**Short problem:** Return exactly the lines from the "Read this page and output its text content." line through the last line of the entries below. Include no pictures.

BEGIN Data supplied

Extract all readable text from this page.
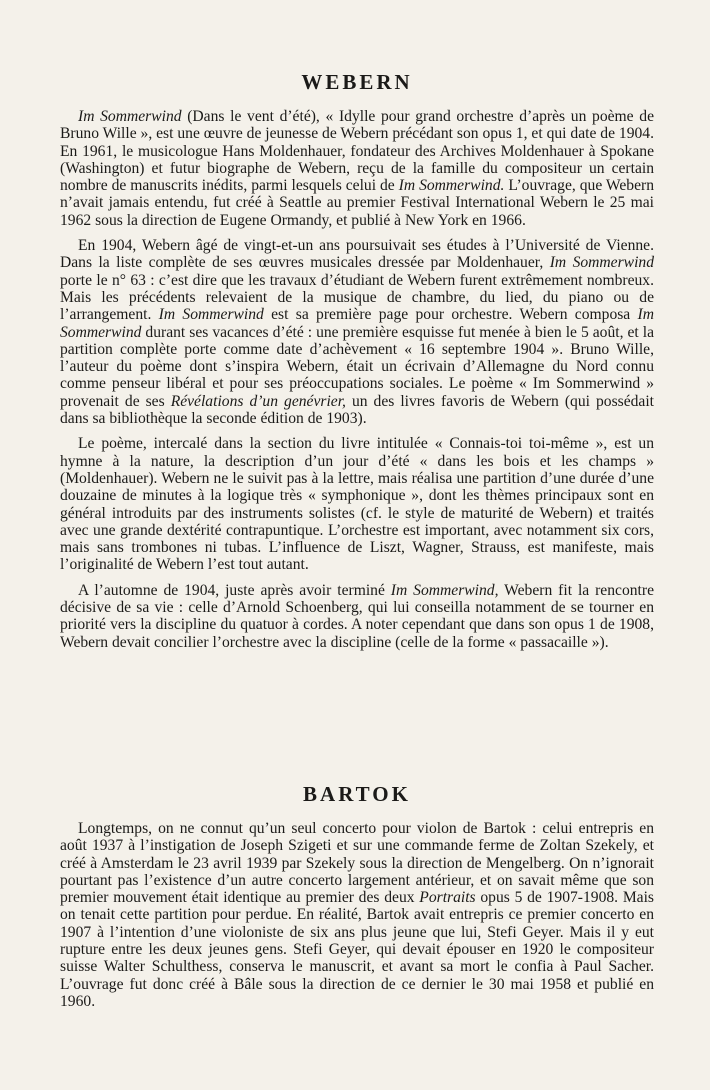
WEBERN

Im Sommerwind (Dans le vent d’été), « Idylle pour grand orchestre d’après un poème de Bruno Wille », est une œuvre de jeunesse de Webern précédant son opus 1, et qui date de 1904. En 1961, le musicologue Hans Moldenhauer, fondateur des Archives Moldenhauer à Spokane (Washington) et futur biographe de Webern, reçu de la famille du compositeur un certain nombre de manuscrits inédits, parmi lesquels celui de Im Sommerwind. L’ouvrage, que Webern n’avait jamais entendu, fut créé à Seattle au premier Festival International Webern le 25 mai 1962 sous la direction de Eugene Ormandy, et publié à New York en 1966.

En 1904, Webern âgé de vingt-et-un ans poursuivait ses études à l’Université de Vienne. Dans la liste complète de ses œuvres musicales dressée par Moldenhauer, Im Sommerwind porte le n° 63 : c’est dire que les travaux d’étudiant de Webern furent extrêmement nombreux. Mais les précédents relevaient de la musique de chambre, du lied, du piano ou de l’arrangement. Im Sommerwind est sa première page pour orchestre. Webern composa Im Sommerwind durant ses vacances d’été : une première esquisse fut menée à bien le 5 août, et la partition complète porte comme date d’achèvement « 16 septembre 1904 ». Bruno Wille, l’auteur du poème dont s’inspira Webern, était un écrivain d’Allemagne du Nord connu comme penseur libéral et pour ses préoccupations sociales. Le poème « Im Sommerwind » provenait de ses Révélations d’un genévrier, un des livres favoris de Webern (qui possédait dans sa bibliothèque la seconde édition de 1903).

Le poème, intercalé dans la section du livre intitulée « Connais-toi toi-même », est un hymne à la nature, la description d’un jour d’été « dans les bois et les champs » (Moldenhauer). Webern ne le suivit pas à la lettre, mais réalisa une partition d’une durée d’une douzaine de minutes à la logique très « symphonique », dont les thèmes principaux sont en général introduits par des instruments solistes (cf. le style de maturité de Webern) et traités avec une grande dextérité contrapuntique. L’orchestre est important, avec notamment six cors, mais sans trombones ni tubas. L’influence de Liszt, Wagner, Strauss, est manifeste, mais l’originalité de Webern l’est tout autant.

A l’automne de 1904, juste après avoir terminé Im Sommerwind, Webern fit la rencontre décisive de sa vie : celle d’Arnold Schoenberg, qui lui conseilla notamment de se tourner en priorité vers la discipline du quatuor à cordes. A noter cependant que dans son opus 1 de 1908, Webern devait concilier l’orchestre avec la discipline (celle de la forme « passacaille »).

BARTOK

Longtemps, on ne connut qu’un seul concerto pour violon de Bartok : celui entrepris en août 1937 à l’instigation de Joseph Szigeti et sur une commande ferme de Zoltan Szekely, et créé à Amsterdam le 23 avril 1939 par Szekely sous la direction de Mengelberg. On n’ignorait pourtant pas l’existence d’un autre concerto largement antérieur, et on savait même que son premier mouvement était identique au premier des deux Portraits opus 5 de 1907-1908. Mais on tenait cette partition pour perdue. En réalité, Bartok avait entrepris ce premier concerto en 1907 à l’intention d’une violoniste de six ans plus jeune que lui, Stefi Geyer. Mais il y eut rupture entre les deux jeunes gens. Stefi Geyer, qui devait épouser en 1920 le compositeur suisse Walter Schulthess, conserva le manuscrit, et avant sa mort le confia à Paul Sacher. L’ouvrage fut donc créé à Bâle sous la direction de ce dernier le 30 mai 1958 et publié en 1960.
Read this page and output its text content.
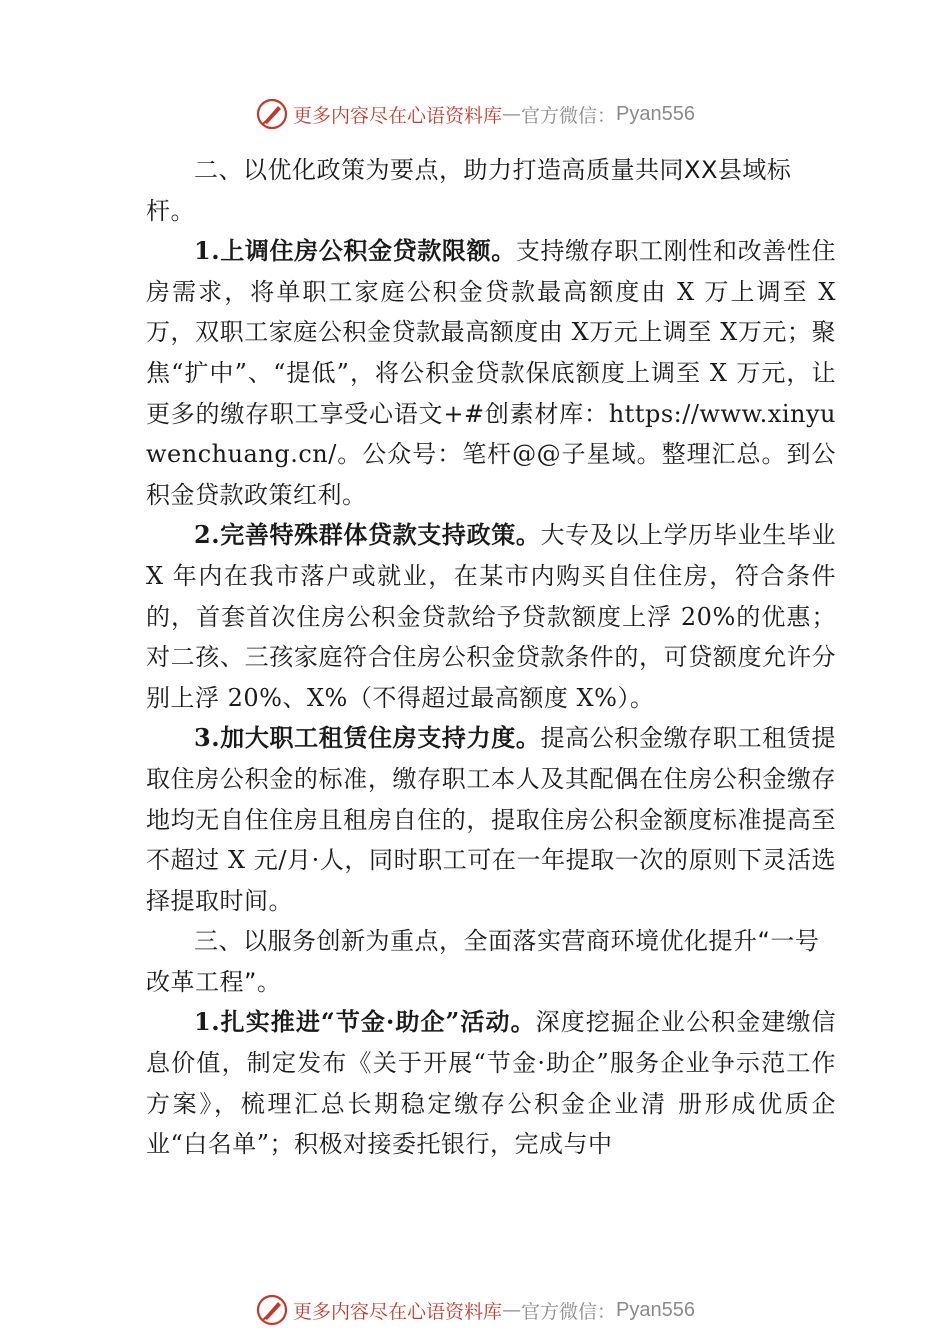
更多内容尽在心语资料库 — 官方微信： Pyan556

二、以优化政策为要点，助力打造高质量共同XX县域标杆。

1.上调住房公积金贷款限额。支持缴存职工刚性和改善性住房需求，将单职工家庭公积金贷款最高额度由 X 万上调至 X万，双职工家庭公积金贷款最高额度由 X万元上调至 X万元；聚焦“扩中”、“提低”，将公积金贷款保底额度上调至 X 万元，让更多的缴存职工享受心语文+#创素材库：https://www.xinyuwenchuang.cn/。公众号：笔杆@@子星域。整理汇总。到公积金贷款政策红利。

2.完善特殊群体贷款支持政策。大专及以上学历毕业生毕业 X 年内在我市落户或就业，在某市内购买自住住房，符合条件的，首套首次住房公积金贷款给予贷款额度上浮 20%的优惠；对二孩、三孩家庭符合住房公积金贷款条件的，可贷额度允许分别上浮 20%、X%（不得超过最高额度 X%）。

3.加大职工租赁住房支持力度。提高公积金缴存职工租赁提取住房公积金的标准，缴存职工本人及其配偶在住房公积金缴存地均无自住住房且租房自住的，提取住房公积金额度标准提高至不超过 X 元/月·人，同时职工可在一年提取一次的原则下灵活选择提取时间。

三、以服务创新为重点，全面落实营商环境优化提升“一号改革工程”。

1.扎实推进“节金·助企”活动。深度挖掘企业公积金建缴信息价值，制定发布《关于开展“节金·助企”服务企业争示范工作方案》，梳理汇总长期稳定缴存公积金企业清 册形成优质企业“白名单”；积极对接委托银行，完成与中

更多内容尽在心语资料库 — 官方微信： Pyan556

END Data supplied

**Expected answer:**
Read this page and output its text content.
更多内容尽在心语资料库 — 官方微信： Pyan556

二、以优化政策为要点，助力打造高质量共同XX县域标杆。

1.上调住房公积金贷款限额。支持缴存职工刚性和改善性住房需求，将单职工家庭公积金贷款最高额度由 X 万上调至 X万，双职工家庭公积金贷款最高额度由 X万元上调至 X万元；聚焦“扩中”、“提低”，将公积金贷款保底额度上调至 X 万元，让更多的缴存职工享受心语文+#创素材库：https://www.xinyuwenchuang.cn/。公众号：笔杆@@子星域。整理汇总。到公积金贷款政策红利。

2.完善特殊群体贷款支持政策。大专及以上学历毕业生毕业 X 年内在我市落户或就业，在某市内购买自住住房，符合条件的，首套首次住房公积金贷款给予贷款额度上浮 20%的优惠；对二孩、三孩家庭符合住房公积金贷款条件的，可贷额度允许分别上浮 20%、X%（不得超过最高额度 X%）。

3.加大职工租赁住房支持力度。提高公积金缴存职工租赁提取住房公积金的标准，缴存职工本人及其配偶在住房公积金缴存地均无自住住房且租房自住的，提取住房公积金额度标准提高至不超过 X 元/月·人，同时职工可在一年提取一次的原则下灵活选择提取时间。

三、以服务创新为重点，全面落实营商环境优化提升“一号改革工程”。

1.扎实推进“节金·助企”活动。深度挖掘企业公积金建缴信息价值，制定发布《关于开展“节金·助企”服务企业争示范工作方案》，梳理汇总长期稳定缴存公积金企业清 册形成优质企业“白名单”；积极对接委托银行，完成与中

更多内容尽在心语资料库 — 官方微信： Pyan556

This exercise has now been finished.